**Dataset content:**
════════

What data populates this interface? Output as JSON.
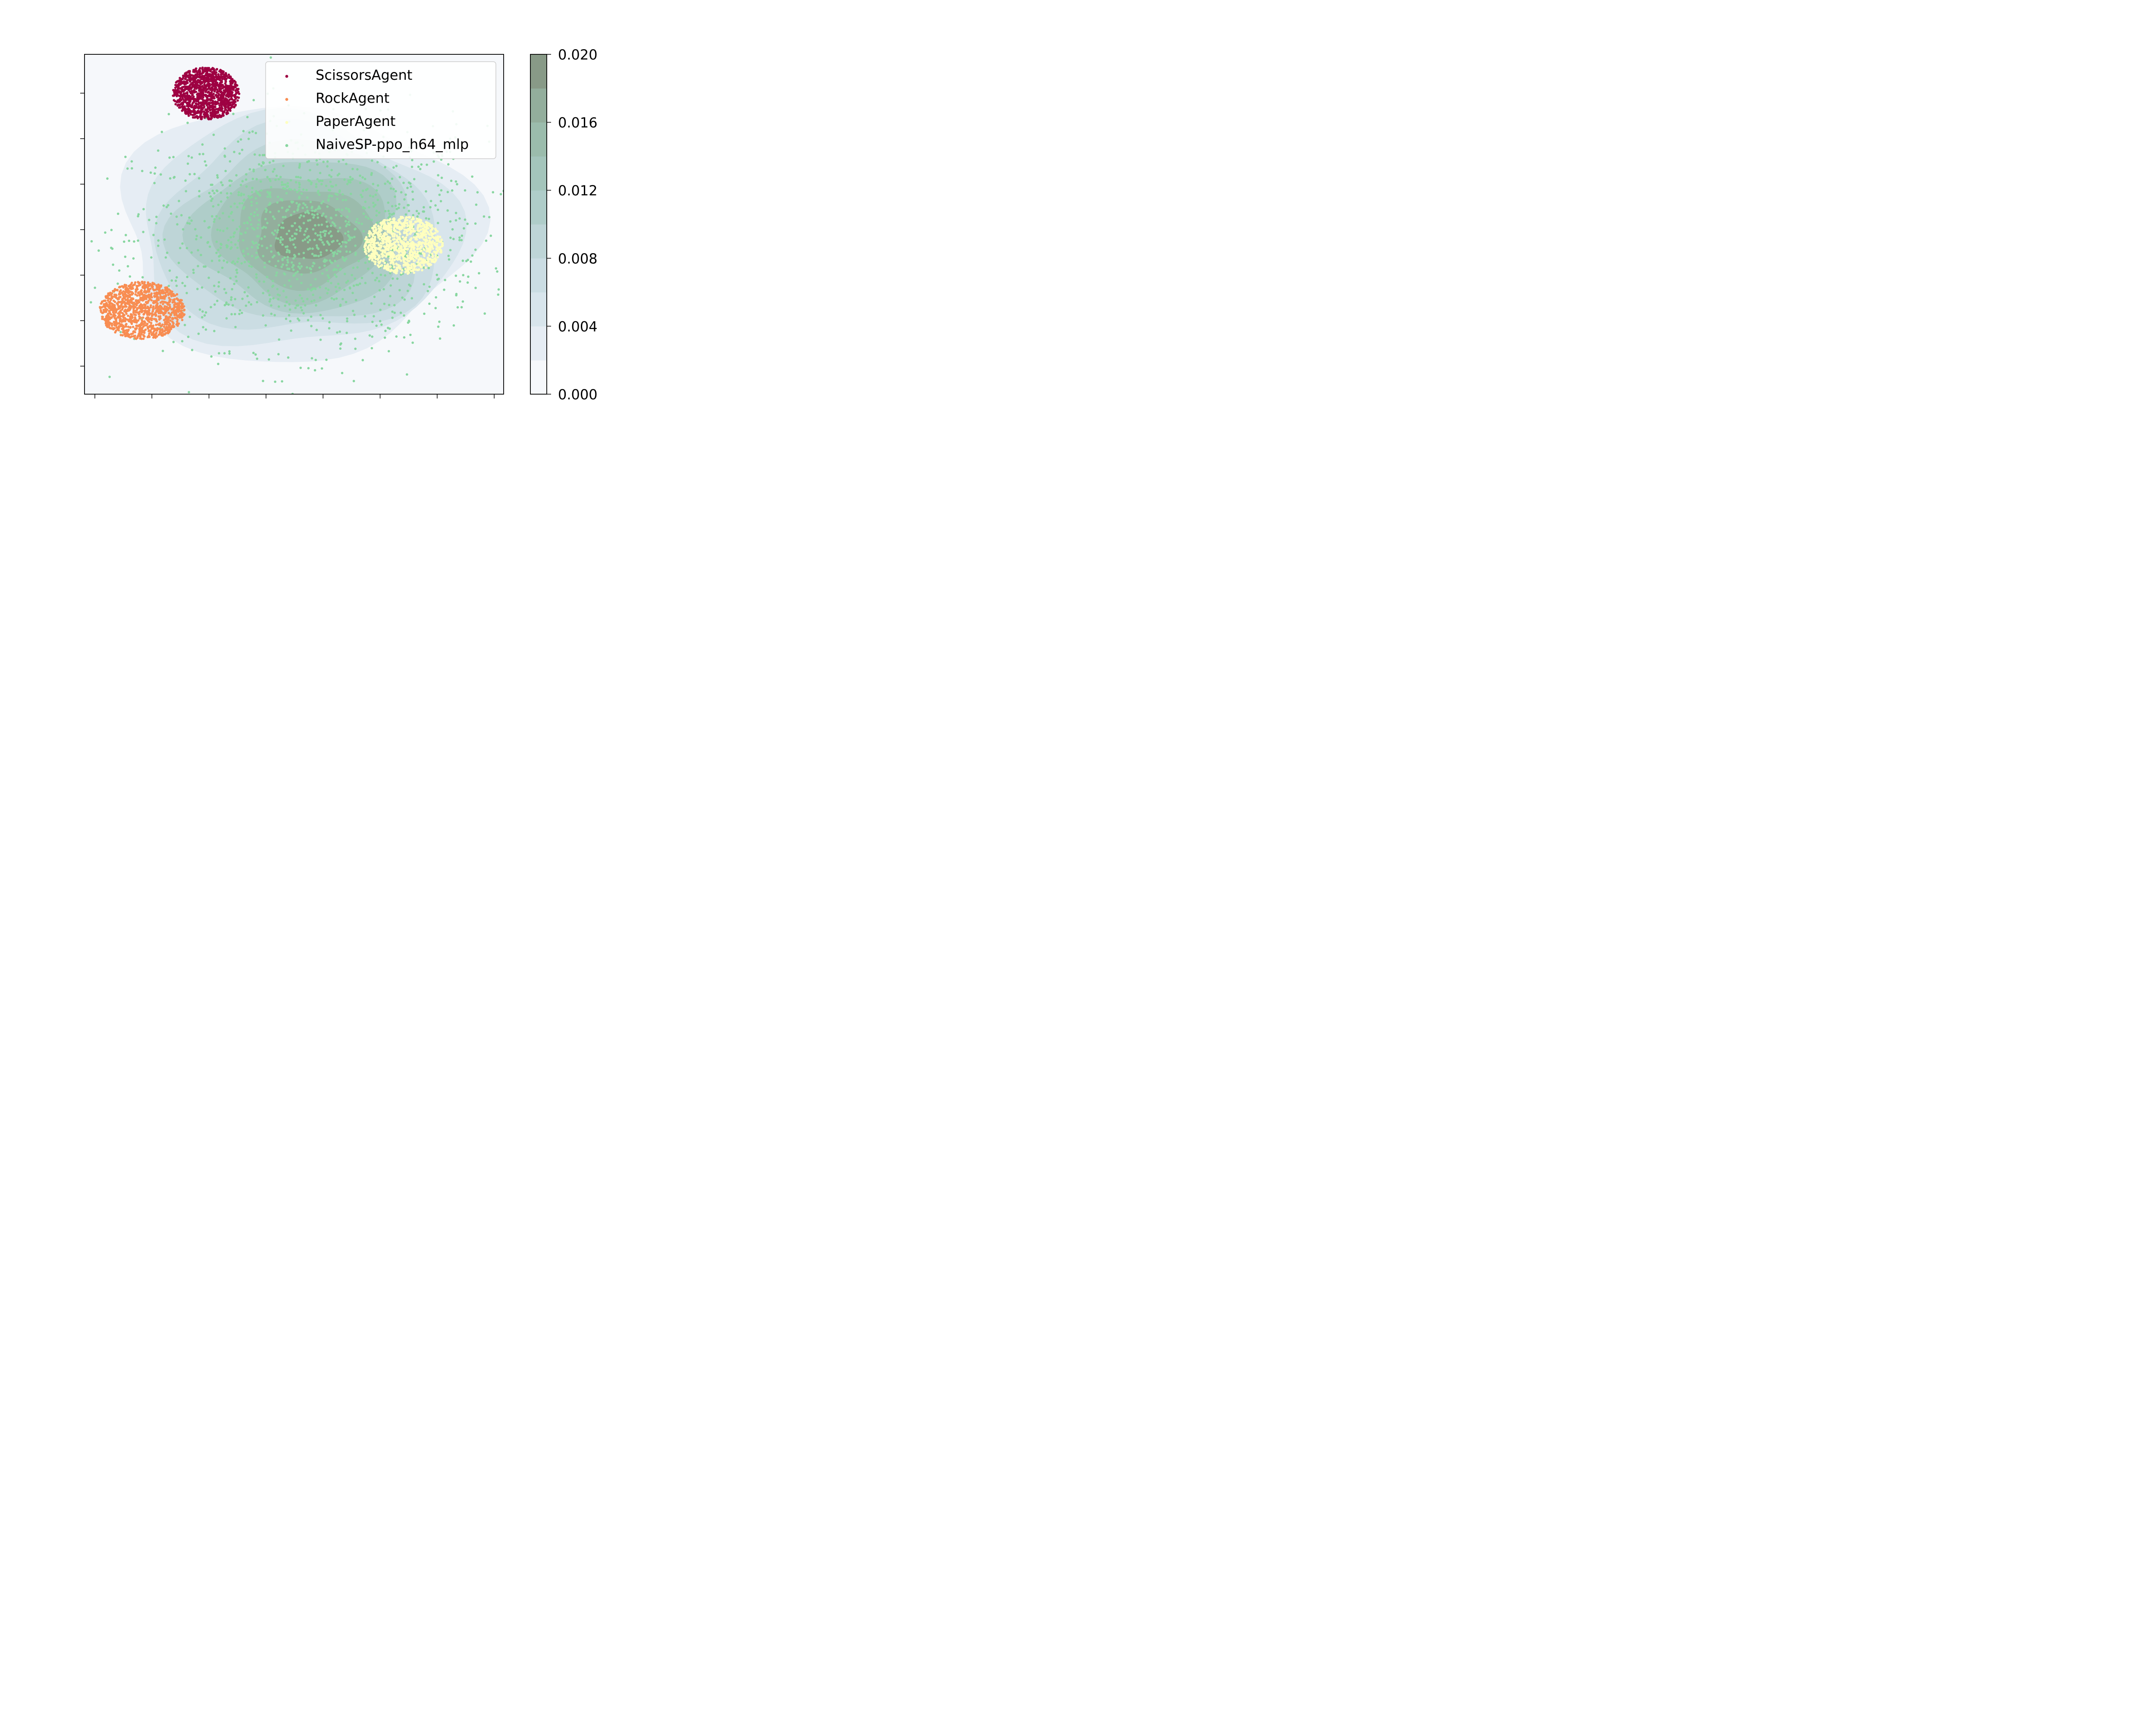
{
  "chart_data": {
    "type": "scatter",
    "title": "",
    "xlabel": "",
    "ylabel": "",
    "x_tick_labels": [],
    "y_tick_labels": [],
    "legend_position": "upper-right",
    "density_background": {
      "type": "kde-contour",
      "colormap": "light-blue-to-gray-green",
      "colors": [
        "#f6f8fb",
        "#e6edf4",
        "#d8e5ec",
        "#cbdde3",
        "#bed5d7",
        "#afcdc9",
        "#a4c5bb",
        "#9bbcac",
        "#93ae9c",
        "#889a87"
      ],
      "colorbar": {
        "min": 0.0,
        "max": 0.02,
        "tick_labels": [
          "0.000",
          "0.004",
          "0.008",
          "0.012",
          "0.016",
          "0.020"
        ]
      }
    },
    "series": [
      {
        "name": "ScissorsAgent",
        "color": "#9e0142",
        "count": 1200,
        "center": [
          -1.2,
          2.45
        ],
        "spread": [
          0.55,
          0.5
        ]
      },
      {
        "name": "RockAgent",
        "color": "#f88d52",
        "count": 1200,
        "center": [
          -2.25,
          -1.7
        ],
        "spread": [
          0.7,
          0.55
        ]
      },
      {
        "name": "PaperAgent",
        "color": "#ffffbf",
        "count": 1000,
        "center": [
          2.05,
          -0.45
        ],
        "spread": [
          0.65,
          0.55
        ]
      },
      {
        "name": "NaiveSP-ppo_h64_mlp",
        "color": "#88d6a0",
        "count": 1400,
        "center": [
          0.5,
          -0.3
        ],
        "spread": [
          1.45,
          1.05
        ]
      }
    ],
    "xlim": [
      -3.2,
      3.7
    ],
    "ylim": [
      -3.3,
      3.2
    ]
  }
}
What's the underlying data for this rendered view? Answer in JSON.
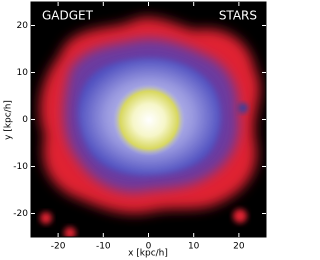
{
  "chart_data": {
    "type": "density",
    "annotations": [
      "GADGET",
      "STARS"
    ],
    "x_label": "x [kpc/h]",
    "y_label": "y [kpc/h]",
    "xlim": [
      -26,
      26
    ],
    "ylim": [
      -25,
      25
    ],
    "xticks": [
      -20,
      -10,
      0,
      10,
      20
    ],
    "yticks": [
      -20,
      -10,
      0,
      10,
      20
    ]
  }
}
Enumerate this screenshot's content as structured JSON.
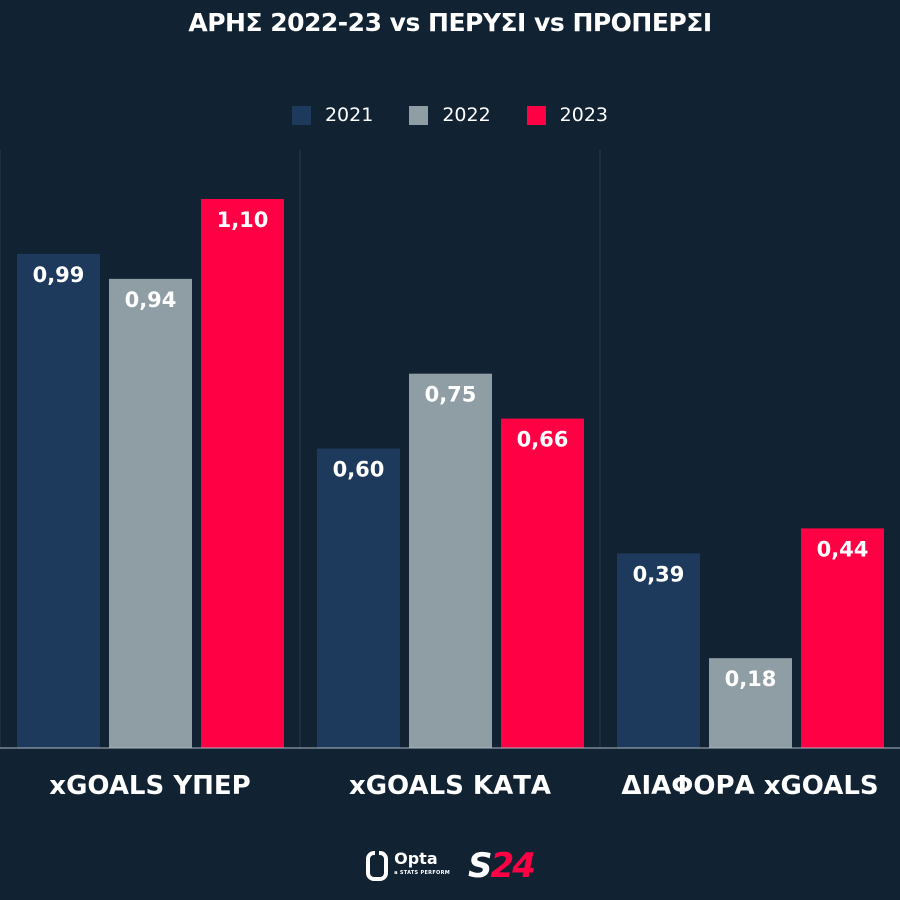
{
  "chart_data": {
    "type": "bar",
    "title": "ΑΡΗΣ 2022-23 vs ΠΕΡΥΣΙ vs ΠΡΟΠΕΡΣΙ",
    "categories": [
      "xGOALS ΥΠΕΡ",
      "xGOALS ΚΑΤΑ",
      "ΔΙΑΦΟΡΑ xGOALS"
    ],
    "series": [
      {
        "name": "2021",
        "color": "#1d3a5c",
        "values": [
          0.99,
          0.6,
          0.39
        ],
        "labels": [
          "0,99",
          "0,60",
          "0,39"
        ]
      },
      {
        "name": "2022",
        "color": "#8f9da5",
        "values": [
          0.94,
          0.75,
          0.18
        ],
        "labels": [
          "0,94",
          "0,75",
          "0,18"
        ]
      },
      {
        "name": "2023",
        "color": "#ff0044",
        "values": [
          1.1,
          0.66,
          0.44
        ],
        "labels": [
          "1,10",
          "0,66",
          "0,44"
        ]
      }
    ],
    "ylim": [
      0,
      1.3
    ],
    "grid": false,
    "legend": "top-center",
    "xlabel": "",
    "ylabel": ""
  },
  "branding": {
    "opta": "Opta",
    "opta_sub": "a STATS PERFORM",
    "s24_s": "S",
    "s24_num": "24"
  },
  "colors": {
    "background": "#112233",
    "separator": "#2a3a4b"
  }
}
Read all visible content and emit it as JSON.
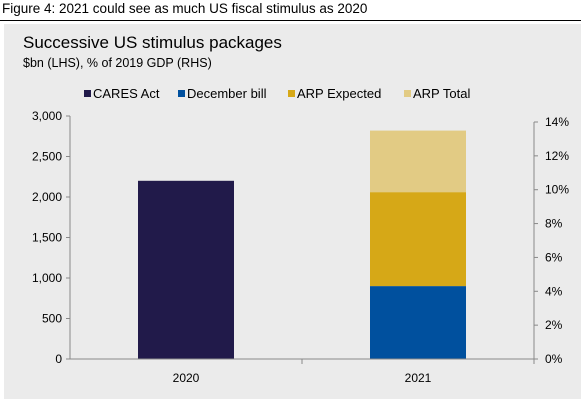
{
  "figure_caption": "Figure 4: 2021 could see as much US fiscal stimulus as 2020",
  "chart_data": {
    "type": "bar",
    "stacked": true,
    "title": "Successive US stimulus packages",
    "subtitle": "$bn (LHS), % of 2019 GDP (RHS)",
    "categories": [
      "2020",
      "2021"
    ],
    "series": [
      {
        "name": "CARES Act",
        "color": "#211a4a",
        "values": [
          2200,
          0
        ]
      },
      {
        "name": "December bill",
        "color": "#00509e",
        "values": [
          0,
          900
        ]
      },
      {
        "name": "ARP Expected",
        "color": "#d6a817",
        "values": [
          0,
          1160
        ]
      },
      {
        "name": "ARP Total",
        "color": "#e2cb84",
        "values": [
          0,
          760
        ]
      }
    ],
    "ylim_left": [
      0,
      3000
    ],
    "yticks_left": [
      "0",
      "500",
      "1,000",
      "1,500",
      "2,000",
      "2,500",
      "3,000"
    ],
    "ylim_right": [
      0,
      14
    ],
    "yticks_right": [
      "0%",
      "2%",
      "4%",
      "6%",
      "8%",
      "10%",
      "12%",
      "14%"
    ],
    "legend_position": "top",
    "grid": false
  }
}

════════

**Objective:** Print every entry above again without changing a word, and omit the pictures.

**Answer:**
What data populates this interface? Output as JSON.
{
  "chart_data": {
    "type": "scatter",
    "title": "",
    "xlabel": "",
    "ylabel": "",
    "x_tick_labels": [],
    "y_tick_labels": [],
    "legend_position": "upper-right",
    "density_background": {
      "type": "kde-contour",
      "colormap": "light-blue-to-gray-green",
      "colors": [
        "#f6f8fb",
        "#e6edf4",
        "#d8e5ec",
        "#cbdde3",
        "#bed5d7",
        "#afcdc9",
        "#a4c5bb",
        "#9bbcac",
        "#93ae9c",
        "#889a87"
      ],
      "colorbar": {
        "min": 0.0,
        "max": 0.02,
        "tick_labels": [
          "0.000",
          "0.004",
          "0.008",
          "0.012",
          "0.016",
          "0.020"
        ]
      }
    },
    "series": [
      {
        "name": "ScissorsAgent",
        "color": "#9e0142",
        "count": 1200,
        "center": [
          -1.2,
          2.45
        ],
        "spread": [
          0.55,
          0.5
        ]
      },
      {
        "name": "RockAgent",
        "color": "#f88d52",
        "count": 1200,
        "center": [
          -2.25,
          -1.7
        ],
        "spread": [
          0.7,
          0.55
        ]
      },
      {
        "name": "PaperAgent",
        "color": "#ffffbf",
        "count": 1000,
        "center": [
          2.05,
          -0.45
        ],
        "spread": [
          0.65,
          0.55
        ]
      },
      {
        "name": "NaiveSP-ppo_h64_mlp",
        "color": "#88d6a0",
        "count": 1400,
        "center": [
          0.5,
          -0.3
        ],
        "spread": [
          1.45,
          1.05
        ]
      }
    ],
    "xlim": [
      -3.2,
      3.7
    ],
    "ylim": [
      -3.3,
      3.2
    ]
  }
}
What's the underlying data for this rendered view? Answer in JSON.
{
  "chart_data": {
    "type": "density",
    "annotations": [
      "GADGET",
      "STARS"
    ],
    "x_label": "x [kpc/h]",
    "y_label": "y [kpc/h]",
    "xlim": [
      -26,
      26
    ],
    "ylim": [
      -25,
      25
    ],
    "xticks": [
      -20,
      -10,
      0,
      10,
      20
    ],
    "yticks": [
      -20,
      -10,
      0,
      10,
      20
    ]
  }
}
Enumerate this screenshot's content as structured JSON.
{
  "chart_data": {
    "type": "bar",
    "title": "ΑΡΗΣ 2022-23 vs ΠΕΡΥΣΙ vs ΠΡΟΠΕΡΣΙ",
    "categories": [
      "xGOALS ΥΠΕΡ",
      "xGOALS ΚΑΤΑ",
      "ΔΙΑΦΟΡΑ xGOALS"
    ],
    "series": [
      {
        "name": "2021",
        "color": "#1d3a5c",
        "values": [
          0.99,
          0.6,
          0.39
        ],
        "labels": [
          "0,99",
          "0,60",
          "0,39"
        ]
      },
      {
        "name": "2022",
        "color": "#8f9da5",
        "values": [
          0.94,
          0.75,
          0.18
        ],
        "labels": [
          "0,94",
          "0,75",
          "0,18"
        ]
      },
      {
        "name": "2023",
        "color": "#ff0044",
        "values": [
          1.1,
          0.66,
          0.44
        ],
        "labels": [
          "1,10",
          "0,66",
          "0,44"
        ]
      }
    ],
    "ylim": [
      0,
      1.3
    ],
    "grid": false,
    "legend": "top-center",
    "xlabel": "",
    "ylabel": ""
  },
  "branding": {
    "opta": "Opta",
    "opta_sub": "a STATS PERFORM",
    "s24_s": "S",
    "s24_num": "24"
  },
  "colors": {
    "background": "#112233",
    "separator": "#2a3a4b"
  }
}
Read all visible content and emit it as JSON.
{
  "figure_caption": "Figure 4: 2021 could see as much US fiscal stimulus as 2020",
  "chart_data": {
    "type": "bar",
    "stacked": true,
    "title": "Successive US stimulus packages",
    "subtitle": "$bn (LHS), % of 2019 GDP (RHS)",
    "categories": [
      "2020",
      "2021"
    ],
    "series": [
      {
        "name": "CARES Act",
        "color": "#211a4a",
        "values": [
          2200,
          0
        ]
      },
      {
        "name": "December bill",
        "color": "#00509e",
        "values": [
          0,
          900
        ]
      },
      {
        "name": "ARP Expected",
        "color": "#d6a817",
        "values": [
          0,
          1160
        ]
      },
      {
        "name": "ARP Total",
        "color": "#e2cb84",
        "values": [
          0,
          760
        ]
      }
    ],
    "ylim_left": [
      0,
      3000
    ],
    "yticks_left": [
      "0",
      "500",
      "1,000",
      "1,500",
      "2,000",
      "2,500",
      "3,000"
    ],
    "ylim_right": [
      0,
      14
    ],
    "yticks_right": [
      "0%",
      "2%",
      "4%",
      "6%",
      "8%",
      "10%",
      "12%",
      "14%"
    ],
    "legend_position": "top",
    "grid": false
  }
}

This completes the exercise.